'''

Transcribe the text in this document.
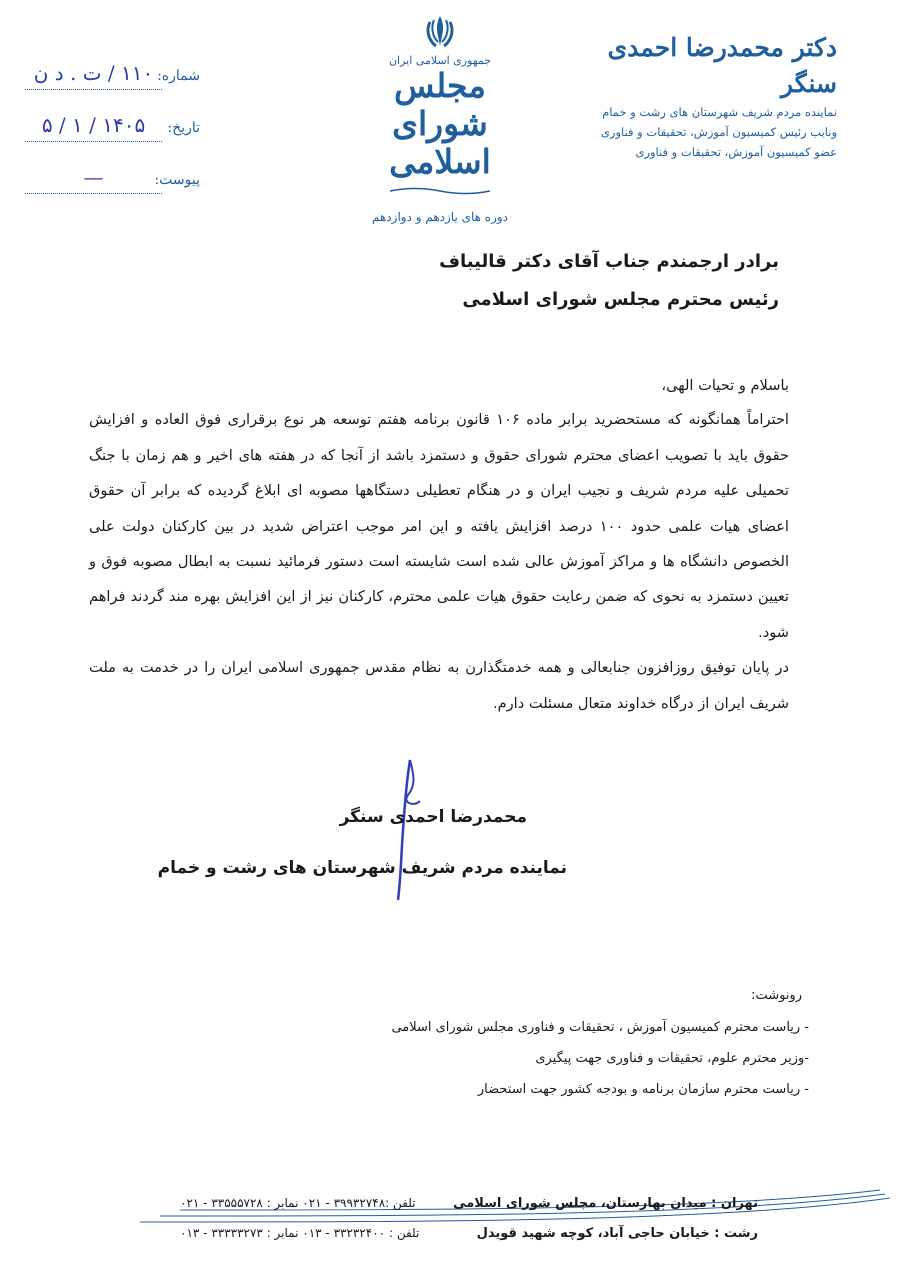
دکتر محمدرضا احمدی سنگر
نماینده مردم شریف شهرستان های رشت و خمام
ونایب رئیس کمیسیون آموزش، تحقیقات و فناوری
عضو کمیسیون آموزش، تحقیقات و فناوری
جمهوری اسلامی ایران
مجلس شورای اسلامی
دوره های یازدهم و دوازدهم
شماره:
۱۱۰ / ت . د ن
تاریخ:
۱۴۰۵ / ۱ / ۵
پیوست:
—
برادر ارجمندم جناب آقای دکتر قالیباف
رئیس محترم مجلس شورای اسلامی

باسلام و تحیات الهی،

احتراماً همانگونه که مستحضرید برابر ماده ۱۰۶ قانون برنامه هفتم توسعه هر نوع برقراری فوق العاده و افزایش حقوق باید با تصویب اعضای محترم شورای حقوق و دستمزد باشد از آنجا که در هفته های اخیر و هم زمان با جنگ تحمیلی علیه مردم شریف و نجیب ایران و در هنگام تعطیلی دستگاهها مصوبه ای ابلاغ گردیده که برابر آن حقوق اعضای هیات علمی حدود ۱۰۰ درصد افزایش یافته و این امر موجب اعتراض شدید در بین کارکنان دولت علی الخصوص دانشگاه ها و مراکز آموزش عالی شده است شایسته است دستور فرمائید نسبت به ابطال مصوبه فوق و تعیین دستمزد به نحوی که ضمن رعایت حقوق هیات علمی محترم، کارکنان نیز از این افزایش بهره مند گردند فراهم شود.

در پایان توفیق روزافزون جنابعالی و همه خدمتگذارن به نظام مقدس جمهوری اسلامی ایران را در خدمت به ملت شریف ایران از درگاه خداوند متعال مسئلت دارم.

محمدرضا احمدی سنگر
نماینده مردم شریف شهرستان های رشت و خمام
رونوشت:
- ریاست محترم کمیسیون آموزش ، تحقیقات و فناوری مجلس شورای اسلامی
-وزیر محترم علوم، تحقیقات و فناوری جهت پیگیری
- ریاست محترم سازمان برنامه و بودجه کشور جهت استحضار
تهران : میدان بهارستان، مجلس شورای اسلامی
تلفن :۳۹۹۳۲۷۴۸ - ۰۲۱ نمابر : ۳۳۵۵۵۷۲۸ - ۰۲۱
رشت : خیابان حاجی آباد، کوچه شهید قویدل
تلفن : ۳۳۲۳۲۴۰۰ - ۰۱۳ نمابر : ۳۳۳۳۳۲۷۳ - ۰۱۳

'''

Written request
Show all lines from the records above where the word "ریاست" occurs.

Solution to this task
- ریاست محترم کمیسیون آموزش ، تحقیقات و فناوری مجلس شورای اسلامی
- ریاست محترم سازمان برنامه و بودجه کشور جهت استحضار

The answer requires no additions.